• **Given entries**:
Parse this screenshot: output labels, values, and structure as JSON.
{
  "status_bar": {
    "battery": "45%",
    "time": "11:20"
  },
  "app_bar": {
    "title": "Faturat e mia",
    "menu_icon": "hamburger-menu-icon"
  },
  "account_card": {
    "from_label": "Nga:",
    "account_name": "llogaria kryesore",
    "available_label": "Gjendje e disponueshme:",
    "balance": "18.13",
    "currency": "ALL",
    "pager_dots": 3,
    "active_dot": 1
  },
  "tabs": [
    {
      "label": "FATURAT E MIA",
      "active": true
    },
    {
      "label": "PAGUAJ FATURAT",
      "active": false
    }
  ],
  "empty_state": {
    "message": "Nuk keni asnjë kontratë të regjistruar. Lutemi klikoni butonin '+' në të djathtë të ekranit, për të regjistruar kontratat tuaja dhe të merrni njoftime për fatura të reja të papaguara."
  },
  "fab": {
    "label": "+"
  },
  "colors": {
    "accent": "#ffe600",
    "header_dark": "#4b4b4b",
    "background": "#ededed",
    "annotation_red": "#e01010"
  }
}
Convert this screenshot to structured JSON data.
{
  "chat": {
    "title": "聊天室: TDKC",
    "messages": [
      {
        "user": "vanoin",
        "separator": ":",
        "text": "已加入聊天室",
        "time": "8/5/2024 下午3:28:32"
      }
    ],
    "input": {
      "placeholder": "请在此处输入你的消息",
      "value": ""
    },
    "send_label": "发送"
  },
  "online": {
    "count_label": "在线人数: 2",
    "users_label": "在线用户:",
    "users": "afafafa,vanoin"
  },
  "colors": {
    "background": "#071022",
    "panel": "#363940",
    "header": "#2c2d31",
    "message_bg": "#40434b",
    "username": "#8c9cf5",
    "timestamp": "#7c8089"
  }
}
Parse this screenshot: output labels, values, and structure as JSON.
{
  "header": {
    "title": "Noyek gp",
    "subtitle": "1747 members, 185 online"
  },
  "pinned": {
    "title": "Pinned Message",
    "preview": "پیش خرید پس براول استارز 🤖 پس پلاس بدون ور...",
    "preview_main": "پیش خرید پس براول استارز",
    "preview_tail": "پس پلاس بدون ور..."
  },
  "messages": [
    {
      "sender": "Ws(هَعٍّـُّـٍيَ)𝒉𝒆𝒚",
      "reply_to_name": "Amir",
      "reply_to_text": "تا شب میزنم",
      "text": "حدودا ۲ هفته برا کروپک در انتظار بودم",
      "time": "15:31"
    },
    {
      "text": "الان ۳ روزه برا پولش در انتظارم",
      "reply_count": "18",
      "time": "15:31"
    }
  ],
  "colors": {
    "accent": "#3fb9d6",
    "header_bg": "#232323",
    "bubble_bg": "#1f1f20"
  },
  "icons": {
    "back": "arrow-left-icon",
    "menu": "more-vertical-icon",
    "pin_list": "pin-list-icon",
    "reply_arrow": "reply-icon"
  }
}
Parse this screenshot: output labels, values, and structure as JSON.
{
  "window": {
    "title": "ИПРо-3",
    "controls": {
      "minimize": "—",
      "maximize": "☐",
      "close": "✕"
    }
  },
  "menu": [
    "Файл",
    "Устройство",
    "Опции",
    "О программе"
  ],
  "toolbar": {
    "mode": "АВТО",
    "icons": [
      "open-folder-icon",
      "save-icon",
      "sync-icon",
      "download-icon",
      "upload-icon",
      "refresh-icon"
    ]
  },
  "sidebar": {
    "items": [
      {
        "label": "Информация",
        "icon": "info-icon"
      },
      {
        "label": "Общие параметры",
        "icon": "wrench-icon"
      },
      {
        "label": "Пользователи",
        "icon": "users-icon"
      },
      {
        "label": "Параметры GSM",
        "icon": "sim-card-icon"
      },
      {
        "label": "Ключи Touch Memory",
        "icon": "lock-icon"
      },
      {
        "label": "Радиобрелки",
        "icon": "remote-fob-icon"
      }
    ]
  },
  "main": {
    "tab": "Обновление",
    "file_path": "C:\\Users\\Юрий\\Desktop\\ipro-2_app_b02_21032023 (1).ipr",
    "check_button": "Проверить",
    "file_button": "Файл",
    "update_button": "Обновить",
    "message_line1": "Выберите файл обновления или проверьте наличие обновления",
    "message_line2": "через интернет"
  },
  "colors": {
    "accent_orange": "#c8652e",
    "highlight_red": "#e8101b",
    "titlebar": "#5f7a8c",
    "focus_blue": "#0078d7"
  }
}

• **Challenge**: Scan the lines for the string "background". Copy out each line that matches.

• **Task solution**:
    "background": "#ededed",
    "background": "#071022",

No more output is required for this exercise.